- Task to complete -
Pull out every line in the data that has the string "name" in it.

** START Records **

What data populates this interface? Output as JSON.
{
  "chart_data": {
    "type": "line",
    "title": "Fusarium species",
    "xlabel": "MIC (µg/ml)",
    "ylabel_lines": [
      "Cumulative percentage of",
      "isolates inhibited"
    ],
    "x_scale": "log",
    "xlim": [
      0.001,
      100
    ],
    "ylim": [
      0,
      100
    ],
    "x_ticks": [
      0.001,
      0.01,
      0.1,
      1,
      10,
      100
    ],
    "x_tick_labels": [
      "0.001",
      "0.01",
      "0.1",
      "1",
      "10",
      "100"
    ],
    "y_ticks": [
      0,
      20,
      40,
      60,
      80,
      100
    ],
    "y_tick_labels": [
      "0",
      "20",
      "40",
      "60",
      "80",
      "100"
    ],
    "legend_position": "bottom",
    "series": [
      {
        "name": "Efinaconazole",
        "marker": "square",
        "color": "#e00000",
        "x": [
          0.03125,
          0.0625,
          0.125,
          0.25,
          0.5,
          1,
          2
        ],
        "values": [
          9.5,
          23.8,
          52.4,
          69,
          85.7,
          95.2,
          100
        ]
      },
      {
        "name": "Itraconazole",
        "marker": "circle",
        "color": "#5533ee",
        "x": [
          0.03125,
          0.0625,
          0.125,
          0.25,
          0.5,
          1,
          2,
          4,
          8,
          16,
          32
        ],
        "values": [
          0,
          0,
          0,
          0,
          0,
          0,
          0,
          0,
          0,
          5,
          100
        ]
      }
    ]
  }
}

** END Records **

- Correct response -
        "name": "Efinaconazole",
        "name": "Itraconazole",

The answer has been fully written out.